* [Short exercise]: Could every line of the data be printed exactly as it reads?

* [Excerpted records]:
╔══
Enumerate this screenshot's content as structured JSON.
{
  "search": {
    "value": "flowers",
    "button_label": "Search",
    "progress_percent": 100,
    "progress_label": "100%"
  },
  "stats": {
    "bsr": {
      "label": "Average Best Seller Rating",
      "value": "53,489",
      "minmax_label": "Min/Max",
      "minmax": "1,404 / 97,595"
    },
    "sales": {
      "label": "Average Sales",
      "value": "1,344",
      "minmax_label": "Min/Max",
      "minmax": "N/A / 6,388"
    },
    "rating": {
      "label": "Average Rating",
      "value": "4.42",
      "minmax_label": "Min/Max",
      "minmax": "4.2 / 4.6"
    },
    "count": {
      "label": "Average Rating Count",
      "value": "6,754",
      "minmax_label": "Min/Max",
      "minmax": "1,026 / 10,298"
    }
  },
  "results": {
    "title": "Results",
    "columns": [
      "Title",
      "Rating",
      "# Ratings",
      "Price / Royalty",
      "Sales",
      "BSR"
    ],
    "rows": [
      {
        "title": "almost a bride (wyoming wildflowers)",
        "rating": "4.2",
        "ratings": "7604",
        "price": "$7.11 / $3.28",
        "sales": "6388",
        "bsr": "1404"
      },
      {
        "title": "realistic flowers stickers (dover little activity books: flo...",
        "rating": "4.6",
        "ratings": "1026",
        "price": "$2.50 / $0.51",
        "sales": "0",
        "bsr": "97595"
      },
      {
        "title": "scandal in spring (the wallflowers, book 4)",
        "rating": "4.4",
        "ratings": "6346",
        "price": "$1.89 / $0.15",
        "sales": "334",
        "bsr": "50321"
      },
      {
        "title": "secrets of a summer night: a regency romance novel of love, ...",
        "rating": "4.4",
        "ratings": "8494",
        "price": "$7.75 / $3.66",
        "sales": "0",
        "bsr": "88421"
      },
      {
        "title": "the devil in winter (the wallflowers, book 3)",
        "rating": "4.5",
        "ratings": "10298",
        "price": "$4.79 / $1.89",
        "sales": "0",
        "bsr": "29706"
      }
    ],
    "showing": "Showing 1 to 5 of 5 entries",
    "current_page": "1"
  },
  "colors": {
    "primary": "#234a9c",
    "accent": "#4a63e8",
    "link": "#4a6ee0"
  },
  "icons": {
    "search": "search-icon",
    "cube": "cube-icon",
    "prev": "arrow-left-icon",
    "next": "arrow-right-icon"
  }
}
╚══
* [Response for this exercise]:
Enumerate this screenshot's content as structured JSON.
{
  "search": {
    "value": "flowers",
    "button_label": "Search",
    "progress_percent": 100,
    "progress_label": "100%"
  },
  "stats": {
    "bsr": {
      "label": "Average Best Seller Rating",
      "value": "53,489",
      "minmax_label": "Min/Max",
      "minmax": "1,404 / 97,595"
    },
    "sales": {
      "label": "Average Sales",
      "value": "1,344",
      "minmax_label": "Min/Max",
      "minmax": "N/A / 6,388"
    },
    "rating": {
      "label": "Average Rating",
      "value": "4.42",
      "minmax_label": "Min/Max",
      "minmax": "4.2 / 4.6"
    },
    "count": {
      "label": "Average Rating Count",
      "value": "6,754",
      "minmax_label": "Min/Max",
      "minmax": "1,026 / 10,298"
    }
  },
  "results": {
    "title": "Results",
    "columns": [
      "Title",
      "Rating",
      "# Ratings",
      "Price / Royalty",
      "Sales",
      "BSR"
    ],
    "rows": [
      {
        "title": "almost a bride (wyoming wildflowers)",
        "rating": "4.2",
        "ratings": "7604",
        "price": "$7.11 / $3.28",
        "sales": "6388",
        "bsr": "1404"
      },
      {
        "title": "realistic flowers stickers (dover little activity books: flo...",
        "rating": "4.6",
        "ratings": "1026",
        "price": "$2.50 / $0.51",
        "sales": "0",
        "bsr": "97595"
      },
      {
        "title": "scandal in spring (the wallflowers, book 4)",
        "rating": "4.4",
        "ratings": "6346",
        "price": "$1.89 / $0.15",
        "sales": "334",
        "bsr": "50321"
      },
      {
        "title": "secrets of a summer night: a regency romance novel of love, ...",
        "rating": "4.4",
        "ratings": "8494",
        "price": "$7.75 / $3.66",
        "sales": "0",
        "bsr": "88421"
      },
      {
        "title": "the devil in winter (the wallflowers, book 3)",
        "rating": "4.5",
        "ratings": "10298",
        "price": "$4.79 / $1.89",
        "sales": "0",
        "bsr": "29706"
      }
    ],
    "showing": "Showing 1 to 5 of 5 entries",
    "current_page": "1"
  },
  "colors": {
    "primary": "#234a9c",
    "accent": "#4a63e8",
    "link": "#4a6ee0"
  },
  "icons": {
    "search": "search-icon",
    "cube": "cube-icon",
    "prev": "arrow-left-icon",
    "next": "arrow-right-icon"
  }
}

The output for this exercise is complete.